Written request:
In the fishing thread below, how many trout did Bullshark and his dad catch in the past three days?

Reading passage:
(begin)

# This one gets its own thread!



## Bullshark (Mar 19, 2009)

My flight is not until later so my dad and I hit the Davidson River one last time. We by far caught our best fish of the week! Here was mine!! In the past 3 Days we caught over 90 trout between the 2 of us.


----------



## Chris V (Oct 18, 2007)

That's a gluttonous trout right there! Great fish

Where do you stay up there?


----------



## Ultralite (Oct 1, 2007)

good job James! nothing like spending time with your dad and catching stream trout...


----------



## Bullshark (Mar 19, 2009)

It was a nice trip for sure. If that trouts body matched its head it would have been 40"


----------



## TURTLE (May 22, 2008)

*Thats gonna be me soon. Where were you? We just got a house in the Mountains up by Franklin in NC, third house from the top of the mountain. Lots of places like that to fish up there. Last time we went we murdered them. Hard to beat fly fishing in a beautiful place and catching some great table fare.:thumbsup:*


----------



## Bullshark (Mar 19, 2009)

Dan we were dam close to your place. I want a place in Brevard bad. We have a lot near Boone on the New River but Im liking that area your in more.


----------



## skiff89_jr (Apr 1, 2011)

Nice hat []_[]


----------

(end)

Excerpted records:

(begin)

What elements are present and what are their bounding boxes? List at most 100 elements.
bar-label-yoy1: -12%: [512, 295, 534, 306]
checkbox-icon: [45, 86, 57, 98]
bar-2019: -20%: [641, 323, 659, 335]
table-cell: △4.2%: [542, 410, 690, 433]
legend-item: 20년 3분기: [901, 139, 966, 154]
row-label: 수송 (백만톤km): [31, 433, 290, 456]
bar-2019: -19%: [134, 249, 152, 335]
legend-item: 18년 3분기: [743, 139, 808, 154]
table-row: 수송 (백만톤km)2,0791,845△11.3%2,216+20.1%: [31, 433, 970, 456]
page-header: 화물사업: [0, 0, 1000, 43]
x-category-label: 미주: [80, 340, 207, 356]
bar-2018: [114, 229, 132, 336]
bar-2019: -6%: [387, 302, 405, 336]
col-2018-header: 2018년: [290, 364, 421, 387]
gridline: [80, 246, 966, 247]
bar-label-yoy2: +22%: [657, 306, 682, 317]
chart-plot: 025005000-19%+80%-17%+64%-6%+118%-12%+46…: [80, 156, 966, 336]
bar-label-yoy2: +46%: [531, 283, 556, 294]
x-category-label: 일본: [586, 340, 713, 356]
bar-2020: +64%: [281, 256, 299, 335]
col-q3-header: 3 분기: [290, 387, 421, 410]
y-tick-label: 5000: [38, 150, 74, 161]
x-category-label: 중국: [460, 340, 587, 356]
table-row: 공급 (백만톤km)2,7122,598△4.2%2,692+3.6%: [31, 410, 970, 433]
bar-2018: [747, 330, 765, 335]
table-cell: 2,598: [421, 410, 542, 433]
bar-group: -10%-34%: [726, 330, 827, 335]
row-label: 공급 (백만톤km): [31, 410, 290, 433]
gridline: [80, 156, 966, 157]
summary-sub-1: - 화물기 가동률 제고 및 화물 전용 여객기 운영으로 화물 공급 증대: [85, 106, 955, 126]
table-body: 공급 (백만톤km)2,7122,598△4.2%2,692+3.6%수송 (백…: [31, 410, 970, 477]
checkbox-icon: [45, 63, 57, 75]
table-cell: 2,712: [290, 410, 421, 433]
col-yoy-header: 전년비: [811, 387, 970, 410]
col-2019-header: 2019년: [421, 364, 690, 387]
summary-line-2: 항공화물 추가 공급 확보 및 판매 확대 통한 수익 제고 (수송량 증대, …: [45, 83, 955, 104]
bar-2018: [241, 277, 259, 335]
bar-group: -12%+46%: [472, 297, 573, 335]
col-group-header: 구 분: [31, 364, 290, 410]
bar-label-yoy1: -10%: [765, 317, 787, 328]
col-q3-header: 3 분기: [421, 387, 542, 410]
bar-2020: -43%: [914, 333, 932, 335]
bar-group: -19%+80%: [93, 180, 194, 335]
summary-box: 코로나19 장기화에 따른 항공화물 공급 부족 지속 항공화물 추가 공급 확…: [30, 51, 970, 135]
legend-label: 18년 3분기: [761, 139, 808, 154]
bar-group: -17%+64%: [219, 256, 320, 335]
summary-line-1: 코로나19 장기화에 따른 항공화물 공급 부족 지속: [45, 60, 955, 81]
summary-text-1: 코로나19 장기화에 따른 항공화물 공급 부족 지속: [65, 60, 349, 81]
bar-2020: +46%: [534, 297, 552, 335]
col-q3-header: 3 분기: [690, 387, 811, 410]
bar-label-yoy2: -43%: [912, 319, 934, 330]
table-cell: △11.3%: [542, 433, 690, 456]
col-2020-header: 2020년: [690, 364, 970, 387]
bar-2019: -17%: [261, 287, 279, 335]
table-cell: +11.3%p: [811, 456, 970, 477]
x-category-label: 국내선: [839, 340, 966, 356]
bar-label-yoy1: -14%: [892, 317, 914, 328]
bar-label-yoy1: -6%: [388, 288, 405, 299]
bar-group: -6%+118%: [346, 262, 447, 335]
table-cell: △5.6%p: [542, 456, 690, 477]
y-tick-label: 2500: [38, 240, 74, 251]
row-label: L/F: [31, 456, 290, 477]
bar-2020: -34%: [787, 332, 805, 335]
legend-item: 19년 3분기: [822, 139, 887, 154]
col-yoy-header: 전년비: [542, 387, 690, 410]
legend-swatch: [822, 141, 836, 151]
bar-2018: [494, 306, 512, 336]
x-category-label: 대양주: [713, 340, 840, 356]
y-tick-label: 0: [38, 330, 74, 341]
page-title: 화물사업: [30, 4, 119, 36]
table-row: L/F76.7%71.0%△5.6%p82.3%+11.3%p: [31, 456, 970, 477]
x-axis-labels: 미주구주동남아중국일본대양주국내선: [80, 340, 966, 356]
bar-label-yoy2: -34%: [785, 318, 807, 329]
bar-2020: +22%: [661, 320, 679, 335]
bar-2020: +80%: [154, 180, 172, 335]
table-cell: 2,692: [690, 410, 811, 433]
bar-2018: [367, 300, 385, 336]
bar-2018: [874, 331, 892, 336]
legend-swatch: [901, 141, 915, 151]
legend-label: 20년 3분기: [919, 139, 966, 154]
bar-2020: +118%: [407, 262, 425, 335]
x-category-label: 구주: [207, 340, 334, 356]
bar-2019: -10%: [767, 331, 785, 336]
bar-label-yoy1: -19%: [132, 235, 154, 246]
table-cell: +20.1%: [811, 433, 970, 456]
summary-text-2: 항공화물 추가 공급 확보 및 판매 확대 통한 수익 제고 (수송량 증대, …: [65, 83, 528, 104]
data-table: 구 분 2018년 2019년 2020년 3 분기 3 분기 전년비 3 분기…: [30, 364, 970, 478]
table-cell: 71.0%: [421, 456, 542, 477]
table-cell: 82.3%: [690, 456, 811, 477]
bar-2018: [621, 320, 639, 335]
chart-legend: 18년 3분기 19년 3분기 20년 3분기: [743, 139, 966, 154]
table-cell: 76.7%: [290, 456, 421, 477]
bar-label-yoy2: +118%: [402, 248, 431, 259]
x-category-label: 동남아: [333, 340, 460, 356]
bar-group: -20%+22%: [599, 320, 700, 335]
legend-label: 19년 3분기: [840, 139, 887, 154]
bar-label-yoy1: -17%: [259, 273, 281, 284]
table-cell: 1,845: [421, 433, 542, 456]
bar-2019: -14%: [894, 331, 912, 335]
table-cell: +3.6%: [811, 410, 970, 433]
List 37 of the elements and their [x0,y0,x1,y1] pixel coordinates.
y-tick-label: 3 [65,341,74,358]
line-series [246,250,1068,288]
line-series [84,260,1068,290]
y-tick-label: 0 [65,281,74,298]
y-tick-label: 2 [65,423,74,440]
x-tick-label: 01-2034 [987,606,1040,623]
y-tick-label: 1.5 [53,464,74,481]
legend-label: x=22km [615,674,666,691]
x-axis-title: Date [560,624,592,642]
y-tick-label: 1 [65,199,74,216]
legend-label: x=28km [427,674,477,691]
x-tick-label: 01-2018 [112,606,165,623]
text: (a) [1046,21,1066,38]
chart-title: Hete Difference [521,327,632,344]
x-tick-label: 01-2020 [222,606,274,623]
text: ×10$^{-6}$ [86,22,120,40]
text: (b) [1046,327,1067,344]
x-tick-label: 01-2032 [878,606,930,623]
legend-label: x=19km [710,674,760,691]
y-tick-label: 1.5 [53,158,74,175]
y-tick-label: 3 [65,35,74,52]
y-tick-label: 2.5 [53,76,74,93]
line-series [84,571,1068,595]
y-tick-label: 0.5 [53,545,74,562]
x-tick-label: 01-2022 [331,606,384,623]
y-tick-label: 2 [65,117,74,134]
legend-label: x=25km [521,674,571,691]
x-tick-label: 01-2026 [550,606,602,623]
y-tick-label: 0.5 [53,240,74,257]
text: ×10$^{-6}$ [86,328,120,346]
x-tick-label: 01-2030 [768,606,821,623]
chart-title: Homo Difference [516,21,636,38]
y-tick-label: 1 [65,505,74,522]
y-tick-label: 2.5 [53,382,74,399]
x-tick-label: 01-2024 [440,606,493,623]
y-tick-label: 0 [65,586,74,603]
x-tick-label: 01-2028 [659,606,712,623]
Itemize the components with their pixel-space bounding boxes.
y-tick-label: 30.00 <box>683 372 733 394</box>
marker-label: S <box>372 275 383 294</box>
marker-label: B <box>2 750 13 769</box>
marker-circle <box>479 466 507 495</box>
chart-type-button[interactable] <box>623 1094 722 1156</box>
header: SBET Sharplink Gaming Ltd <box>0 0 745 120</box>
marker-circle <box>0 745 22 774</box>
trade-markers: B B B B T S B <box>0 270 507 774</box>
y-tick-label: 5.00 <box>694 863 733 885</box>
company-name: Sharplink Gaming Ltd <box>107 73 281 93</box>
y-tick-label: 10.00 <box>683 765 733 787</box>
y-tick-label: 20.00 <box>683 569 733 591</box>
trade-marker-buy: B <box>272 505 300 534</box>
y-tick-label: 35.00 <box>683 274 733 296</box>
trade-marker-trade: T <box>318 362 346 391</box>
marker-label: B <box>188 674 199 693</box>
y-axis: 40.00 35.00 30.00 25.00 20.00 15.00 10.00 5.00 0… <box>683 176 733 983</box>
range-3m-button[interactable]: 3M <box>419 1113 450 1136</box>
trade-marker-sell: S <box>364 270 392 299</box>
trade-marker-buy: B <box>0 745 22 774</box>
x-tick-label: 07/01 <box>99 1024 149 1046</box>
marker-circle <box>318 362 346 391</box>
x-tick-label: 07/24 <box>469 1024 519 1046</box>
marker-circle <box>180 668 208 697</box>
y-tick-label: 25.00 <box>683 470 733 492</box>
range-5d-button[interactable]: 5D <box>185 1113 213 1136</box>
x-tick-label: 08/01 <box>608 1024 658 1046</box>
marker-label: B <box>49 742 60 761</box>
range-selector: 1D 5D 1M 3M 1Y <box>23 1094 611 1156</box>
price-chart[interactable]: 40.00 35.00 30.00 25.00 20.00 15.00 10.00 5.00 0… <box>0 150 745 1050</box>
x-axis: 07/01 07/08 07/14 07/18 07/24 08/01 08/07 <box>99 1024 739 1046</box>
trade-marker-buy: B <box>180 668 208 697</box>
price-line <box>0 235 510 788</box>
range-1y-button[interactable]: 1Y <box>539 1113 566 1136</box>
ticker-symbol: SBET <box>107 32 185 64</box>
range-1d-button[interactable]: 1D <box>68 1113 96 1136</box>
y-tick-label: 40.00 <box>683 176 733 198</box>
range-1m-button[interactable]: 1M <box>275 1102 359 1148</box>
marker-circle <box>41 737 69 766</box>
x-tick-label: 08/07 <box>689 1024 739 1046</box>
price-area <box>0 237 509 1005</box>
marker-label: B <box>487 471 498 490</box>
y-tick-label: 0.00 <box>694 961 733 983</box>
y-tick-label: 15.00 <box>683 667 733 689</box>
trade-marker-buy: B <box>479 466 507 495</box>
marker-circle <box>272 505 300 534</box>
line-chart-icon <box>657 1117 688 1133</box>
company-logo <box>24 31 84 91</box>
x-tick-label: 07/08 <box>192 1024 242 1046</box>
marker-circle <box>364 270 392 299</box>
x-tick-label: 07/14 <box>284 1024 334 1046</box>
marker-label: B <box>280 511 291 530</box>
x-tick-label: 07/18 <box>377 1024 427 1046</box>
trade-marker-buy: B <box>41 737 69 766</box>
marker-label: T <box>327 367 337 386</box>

(end)

Written answer:
Over 90 trout between the two of them.